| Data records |
▬▬▬

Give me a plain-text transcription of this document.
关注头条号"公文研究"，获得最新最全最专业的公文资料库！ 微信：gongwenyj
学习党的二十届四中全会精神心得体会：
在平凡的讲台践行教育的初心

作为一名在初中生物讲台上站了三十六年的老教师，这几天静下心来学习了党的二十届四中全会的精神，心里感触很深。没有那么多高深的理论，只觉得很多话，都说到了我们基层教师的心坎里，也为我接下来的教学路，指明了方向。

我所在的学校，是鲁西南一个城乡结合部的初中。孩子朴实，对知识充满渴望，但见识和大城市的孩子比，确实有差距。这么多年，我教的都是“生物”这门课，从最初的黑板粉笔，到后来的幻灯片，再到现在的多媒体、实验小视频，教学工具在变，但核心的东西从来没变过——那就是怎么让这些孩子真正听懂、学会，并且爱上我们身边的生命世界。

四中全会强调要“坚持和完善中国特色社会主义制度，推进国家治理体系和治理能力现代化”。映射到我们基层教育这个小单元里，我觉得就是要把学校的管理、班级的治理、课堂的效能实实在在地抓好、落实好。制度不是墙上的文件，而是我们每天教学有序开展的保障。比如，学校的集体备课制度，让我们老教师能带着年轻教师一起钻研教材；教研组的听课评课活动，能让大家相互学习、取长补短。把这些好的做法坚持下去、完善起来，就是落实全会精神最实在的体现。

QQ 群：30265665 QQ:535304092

▬▬▬

| What you should do |
Return the full listing, character for character.

| Exercise solution |
Give me a plain-text transcription of this document.
关注头条号"公文研究"，获得最新最全最专业的公文资料库！ 微信：gongwenyj
学习党的二十届四中全会精神心得体会：
在平凡的讲台践行教育的初心

作为一名在初中生物讲台上站了三十六年的老教师，这几天静下心来学习了党的二十届四中全会的精神，心里感触很深。没有那么多高深的理论，只觉得很多话，都说到了我们基层教师的心坎里，也为我接下来的教学路，指明了方向。

我所在的学校，是鲁西南一个城乡结合部的初中。孩子朴实，对知识充满渴望，但见识和大城市的孩子比，确实有差距。这么多年，我教的都是“生物”这门课，从最初的黑板粉笔，到后来的幻灯片，再到现在的多媒体、实验小视频，教学工具在变，但核心的东西从来没变过——那就是怎么让这些孩子真正听懂、学会，并且爱上我们身边的生命世界。

四中全会强调要“坚持和完善中国特色社会主义制度，推进国家治理体系和治理能力现代化”。映射到我们基层教育这个小单元里，我觉得就是要把学校的管理、班级的治理、课堂的效能实实在在地抓好、落实好。制度不是墙上的文件，而是我们每天教学有序开展的保障。比如，学校的集体备课制度，让我们老教师能带着年轻教师一起钻研教材；教研组的听课评课活动，能让大家相互学习、取长补短。把这些好的做法坚持下去、完善起来，就是落实全会精神最实在的体现。

QQ 群：30265665 QQ:535304092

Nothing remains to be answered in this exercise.